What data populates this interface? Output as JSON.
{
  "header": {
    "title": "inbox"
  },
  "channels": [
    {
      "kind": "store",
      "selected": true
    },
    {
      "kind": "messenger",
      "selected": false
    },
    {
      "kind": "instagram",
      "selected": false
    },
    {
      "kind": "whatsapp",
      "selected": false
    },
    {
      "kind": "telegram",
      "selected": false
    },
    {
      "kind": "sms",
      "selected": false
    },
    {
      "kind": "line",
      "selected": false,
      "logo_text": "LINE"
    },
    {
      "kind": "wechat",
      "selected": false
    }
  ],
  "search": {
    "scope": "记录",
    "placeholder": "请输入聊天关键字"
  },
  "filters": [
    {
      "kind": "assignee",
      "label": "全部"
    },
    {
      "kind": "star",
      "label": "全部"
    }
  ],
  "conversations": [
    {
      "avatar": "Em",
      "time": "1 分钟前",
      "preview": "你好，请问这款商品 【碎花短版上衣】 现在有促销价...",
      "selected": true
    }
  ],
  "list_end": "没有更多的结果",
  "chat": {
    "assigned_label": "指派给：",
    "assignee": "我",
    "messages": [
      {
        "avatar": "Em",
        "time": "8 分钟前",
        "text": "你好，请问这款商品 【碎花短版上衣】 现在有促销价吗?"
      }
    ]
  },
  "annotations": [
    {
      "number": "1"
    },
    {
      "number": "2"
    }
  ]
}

--------

What you have to do – Every record above needs to be repeated word for word.

Answer for this exercise –
What data populates this interface? Output as JSON.
{
  "header": {
    "title": "inbox"
  },
  "channels": [
    {
      "kind": "store",
      "selected": true
    },
    {
      "kind": "messenger",
      "selected": false
    },
    {
      "kind": "instagram",
      "selected": false
    },
    {
      "kind": "whatsapp",
      "selected": false
    },
    {
      "kind": "telegram",
      "selected": false
    },
    {
      "kind": "sms",
      "selected": false
    },
    {
      "kind": "line",
      "selected": false,
      "logo_text": "LINE"
    },
    {
      "kind": "wechat",
      "selected": false
    }
  ],
  "search": {
    "scope": "记录",
    "placeholder": "请输入聊天关键字"
  },
  "filters": [
    {
      "kind": "assignee",
      "label": "全部"
    },
    {
      "kind": "star",
      "label": "全部"
    }
  ],
  "conversations": [
    {
      "avatar": "Em",
      "time": "1 分钟前",
      "preview": "你好，请问这款商品 【碎花短版上衣】 现在有促销价...",
      "selected": true
    }
  ],
  "list_end": "没有更多的结果",
  "chat": {
    "assigned_label": "指派给：",
    "assignee": "我",
    "messages": [
      {
        "avatar": "Em",
        "time": "8 分钟前",
        "text": "你好，请问这款商品 【碎花短版上衣】 现在有促销价吗?"
      }
    ]
  },
  "annotations": [
    {
      "number": "1"
    },
    {
      "number": "2"
    }
  ]
}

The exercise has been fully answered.